Problem description →
Provide only the number of lines where "Hard" occurs.

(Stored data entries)
--- Start ---

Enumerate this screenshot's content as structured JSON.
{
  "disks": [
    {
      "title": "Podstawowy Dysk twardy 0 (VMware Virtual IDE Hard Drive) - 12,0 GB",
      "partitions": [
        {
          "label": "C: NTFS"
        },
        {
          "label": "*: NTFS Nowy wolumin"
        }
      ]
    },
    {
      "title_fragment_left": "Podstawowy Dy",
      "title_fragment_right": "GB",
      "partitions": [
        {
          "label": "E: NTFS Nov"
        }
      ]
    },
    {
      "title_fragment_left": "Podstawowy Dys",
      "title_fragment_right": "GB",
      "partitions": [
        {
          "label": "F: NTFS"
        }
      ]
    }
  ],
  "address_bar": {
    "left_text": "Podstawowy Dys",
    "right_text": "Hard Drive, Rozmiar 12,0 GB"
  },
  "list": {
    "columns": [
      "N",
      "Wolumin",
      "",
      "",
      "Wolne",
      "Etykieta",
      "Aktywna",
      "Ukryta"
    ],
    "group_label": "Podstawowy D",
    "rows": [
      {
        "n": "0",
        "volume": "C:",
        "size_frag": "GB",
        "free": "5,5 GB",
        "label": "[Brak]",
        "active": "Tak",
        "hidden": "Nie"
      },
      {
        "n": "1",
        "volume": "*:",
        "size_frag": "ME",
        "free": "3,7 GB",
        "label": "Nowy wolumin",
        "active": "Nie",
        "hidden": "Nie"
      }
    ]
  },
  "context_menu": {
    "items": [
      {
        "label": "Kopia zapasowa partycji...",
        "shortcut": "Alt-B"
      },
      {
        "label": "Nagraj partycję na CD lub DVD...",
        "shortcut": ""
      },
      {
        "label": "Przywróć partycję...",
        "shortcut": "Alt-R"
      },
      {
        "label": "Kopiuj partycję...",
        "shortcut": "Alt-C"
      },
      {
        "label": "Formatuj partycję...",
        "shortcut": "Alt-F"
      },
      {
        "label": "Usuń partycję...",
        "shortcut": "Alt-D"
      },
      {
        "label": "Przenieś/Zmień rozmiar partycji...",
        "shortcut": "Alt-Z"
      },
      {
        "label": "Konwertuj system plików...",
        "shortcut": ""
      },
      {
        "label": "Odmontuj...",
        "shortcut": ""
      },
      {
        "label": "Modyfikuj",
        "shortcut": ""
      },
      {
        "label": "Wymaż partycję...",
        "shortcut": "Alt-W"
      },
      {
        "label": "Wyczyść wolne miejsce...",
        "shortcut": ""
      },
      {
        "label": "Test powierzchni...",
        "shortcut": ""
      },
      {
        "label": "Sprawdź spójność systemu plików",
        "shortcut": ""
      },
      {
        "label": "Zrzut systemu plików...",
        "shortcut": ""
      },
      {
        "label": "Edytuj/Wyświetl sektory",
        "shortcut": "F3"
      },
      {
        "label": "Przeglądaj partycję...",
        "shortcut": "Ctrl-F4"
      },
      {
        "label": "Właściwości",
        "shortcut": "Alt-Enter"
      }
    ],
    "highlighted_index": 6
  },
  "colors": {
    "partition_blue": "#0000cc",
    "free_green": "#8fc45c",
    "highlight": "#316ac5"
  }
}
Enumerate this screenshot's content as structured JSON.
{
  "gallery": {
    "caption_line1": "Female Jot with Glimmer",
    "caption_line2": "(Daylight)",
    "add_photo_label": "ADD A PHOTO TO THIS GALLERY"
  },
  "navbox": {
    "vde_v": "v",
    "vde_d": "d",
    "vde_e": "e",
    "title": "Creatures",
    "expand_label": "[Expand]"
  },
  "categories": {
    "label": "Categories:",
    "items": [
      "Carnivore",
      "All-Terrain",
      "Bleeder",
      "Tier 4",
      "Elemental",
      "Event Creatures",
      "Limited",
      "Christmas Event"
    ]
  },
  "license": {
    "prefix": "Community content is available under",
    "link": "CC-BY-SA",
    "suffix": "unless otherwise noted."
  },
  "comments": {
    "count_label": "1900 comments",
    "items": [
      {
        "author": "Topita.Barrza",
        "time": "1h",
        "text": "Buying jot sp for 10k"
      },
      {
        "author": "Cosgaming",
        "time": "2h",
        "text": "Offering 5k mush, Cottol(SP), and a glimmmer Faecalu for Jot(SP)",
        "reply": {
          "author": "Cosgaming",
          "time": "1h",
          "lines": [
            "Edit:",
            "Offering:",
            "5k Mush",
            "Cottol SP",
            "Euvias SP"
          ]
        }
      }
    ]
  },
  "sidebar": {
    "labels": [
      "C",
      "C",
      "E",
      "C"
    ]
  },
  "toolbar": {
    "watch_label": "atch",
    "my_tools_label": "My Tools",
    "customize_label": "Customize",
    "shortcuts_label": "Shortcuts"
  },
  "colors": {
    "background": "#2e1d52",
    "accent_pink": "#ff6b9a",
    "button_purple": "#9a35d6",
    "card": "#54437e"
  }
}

--- End ---

Solution to this problem →
2